# INFORMATION PROVIDED
>> begin
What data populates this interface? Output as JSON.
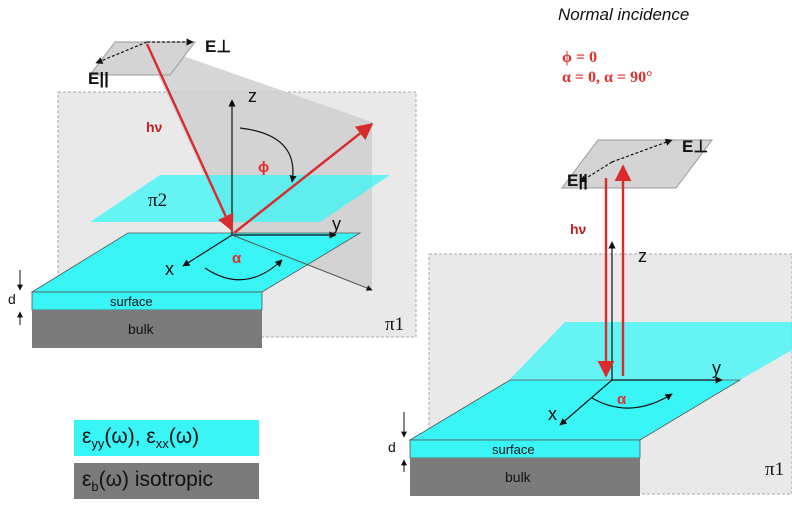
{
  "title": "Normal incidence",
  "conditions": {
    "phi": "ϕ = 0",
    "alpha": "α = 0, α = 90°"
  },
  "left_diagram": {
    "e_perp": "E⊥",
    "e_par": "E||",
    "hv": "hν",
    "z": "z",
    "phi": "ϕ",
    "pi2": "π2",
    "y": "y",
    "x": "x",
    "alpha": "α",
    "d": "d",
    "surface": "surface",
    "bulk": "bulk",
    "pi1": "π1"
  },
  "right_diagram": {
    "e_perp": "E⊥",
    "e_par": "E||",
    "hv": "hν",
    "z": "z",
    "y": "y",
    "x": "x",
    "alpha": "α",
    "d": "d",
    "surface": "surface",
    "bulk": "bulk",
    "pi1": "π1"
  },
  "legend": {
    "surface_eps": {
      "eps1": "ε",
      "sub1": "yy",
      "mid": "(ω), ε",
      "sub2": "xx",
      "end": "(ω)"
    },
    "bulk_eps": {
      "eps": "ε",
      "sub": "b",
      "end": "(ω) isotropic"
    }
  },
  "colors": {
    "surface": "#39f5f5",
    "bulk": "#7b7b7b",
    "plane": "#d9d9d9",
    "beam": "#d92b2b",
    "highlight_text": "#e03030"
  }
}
>> end
The pictures in the entries should be left out; output everything else exactly.

What data populates this interface? Output as JSON.
{
  "title": "Normal incidence",
  "conditions": {
    "phi": "ϕ = 0",
    "alpha": "α = 0, α = 90°"
  },
  "left_diagram": {
    "e_perp": "E⊥",
    "e_par": "E||",
    "hv": "hν",
    "z": "z",
    "phi": "ϕ",
    "pi2": "π2",
    "y": "y",
    "x": "x",
    "alpha": "α",
    "d": "d",
    "surface": "surface",
    "bulk": "bulk",
    "pi1": "π1"
  },
  "right_diagram": {
    "e_perp": "E⊥",
    "e_par": "E||",
    "hv": "hν",
    "z": "z",
    "y": "y",
    "x": "x",
    "alpha": "α",
    "d": "d",
    "surface": "surface",
    "bulk": "bulk",
    "pi1": "π1"
  },
  "legend": {
    "surface_eps": {
      "eps1": "ε",
      "sub1": "yy",
      "mid": "(ω), ε",
      "sub2": "xx",
      "end": "(ω)"
    },
    "bulk_eps": {
      "eps": "ε",
      "sub": "b",
      "end": "(ω) isotropic"
    }
  },
  "colors": {
    "surface": "#39f5f5",
    "bulk": "#7b7b7b",
    "plane": "#d9d9d9",
    "beam": "#d92b2b",
    "highlight_text": "#e03030"
  }
}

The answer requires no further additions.